### Instruction
From the listing below, pull out every line where the string "name" appears.

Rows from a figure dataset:
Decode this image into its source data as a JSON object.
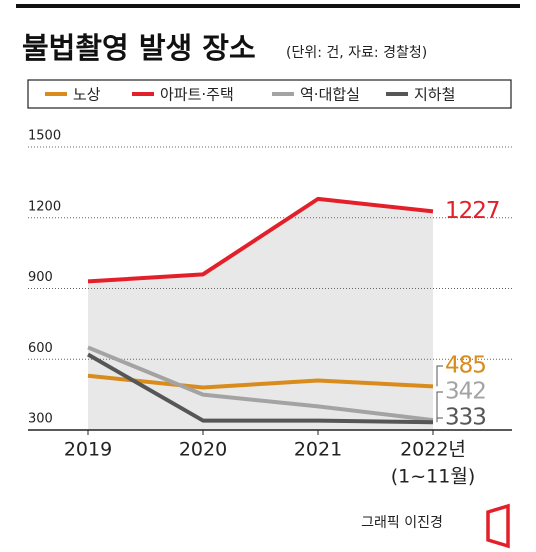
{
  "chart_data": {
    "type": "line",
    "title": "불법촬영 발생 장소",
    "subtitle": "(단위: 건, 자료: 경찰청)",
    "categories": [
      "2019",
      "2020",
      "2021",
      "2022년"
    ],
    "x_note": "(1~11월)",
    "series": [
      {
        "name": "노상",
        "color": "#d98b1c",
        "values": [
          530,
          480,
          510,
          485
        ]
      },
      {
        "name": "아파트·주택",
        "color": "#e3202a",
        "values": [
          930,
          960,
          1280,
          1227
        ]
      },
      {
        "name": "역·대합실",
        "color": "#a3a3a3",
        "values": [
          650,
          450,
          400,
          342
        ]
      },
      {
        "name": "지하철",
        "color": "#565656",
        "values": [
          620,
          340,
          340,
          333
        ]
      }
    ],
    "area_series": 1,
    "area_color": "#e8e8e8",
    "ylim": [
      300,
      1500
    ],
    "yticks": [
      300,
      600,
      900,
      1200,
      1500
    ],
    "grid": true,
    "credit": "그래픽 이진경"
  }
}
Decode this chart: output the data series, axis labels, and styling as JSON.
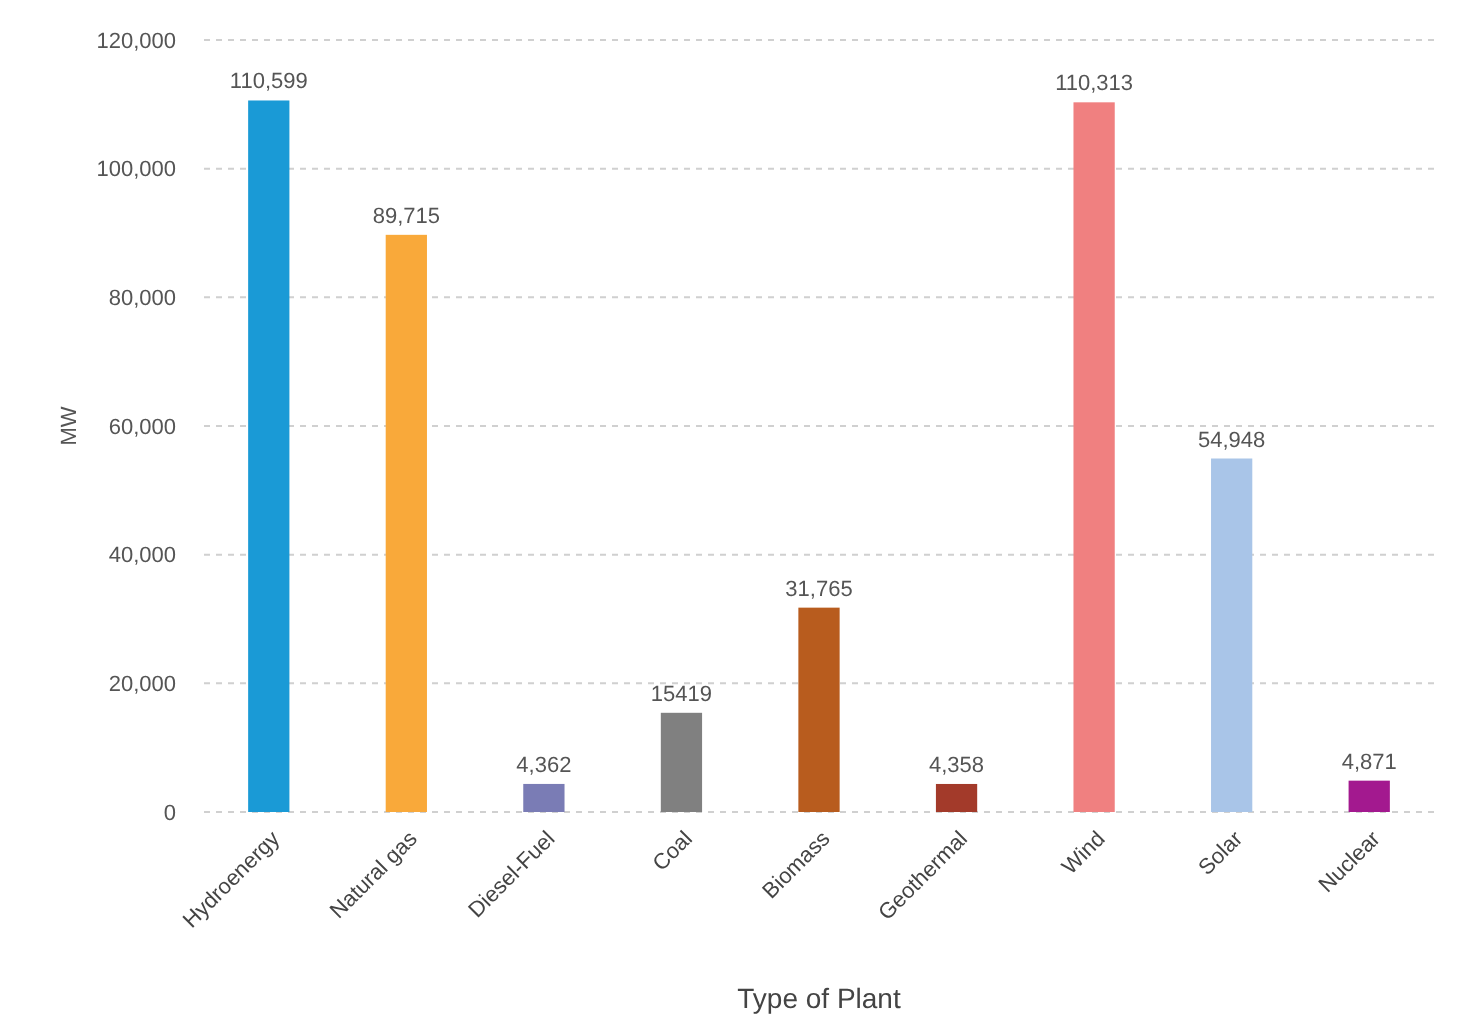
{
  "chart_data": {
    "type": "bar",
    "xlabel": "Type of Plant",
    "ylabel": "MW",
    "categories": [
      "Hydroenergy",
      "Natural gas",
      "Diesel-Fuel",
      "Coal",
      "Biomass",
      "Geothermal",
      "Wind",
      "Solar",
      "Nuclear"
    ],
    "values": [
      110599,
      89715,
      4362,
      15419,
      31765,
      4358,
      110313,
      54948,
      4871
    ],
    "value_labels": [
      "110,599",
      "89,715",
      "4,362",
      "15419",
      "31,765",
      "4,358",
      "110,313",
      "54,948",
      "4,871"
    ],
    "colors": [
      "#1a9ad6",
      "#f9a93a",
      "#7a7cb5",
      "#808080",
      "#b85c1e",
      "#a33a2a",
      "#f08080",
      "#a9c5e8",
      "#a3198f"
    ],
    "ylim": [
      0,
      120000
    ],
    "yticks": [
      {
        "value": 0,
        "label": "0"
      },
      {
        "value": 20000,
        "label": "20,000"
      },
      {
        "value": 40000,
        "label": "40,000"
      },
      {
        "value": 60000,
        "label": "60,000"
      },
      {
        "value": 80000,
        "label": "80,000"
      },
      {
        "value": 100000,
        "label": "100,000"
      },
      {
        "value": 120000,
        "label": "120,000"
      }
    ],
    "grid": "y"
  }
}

### Solved problem
        "name": "노상",
        "name": "아파트·주택",
        "name": "역·대합실",
        "name": "지하철",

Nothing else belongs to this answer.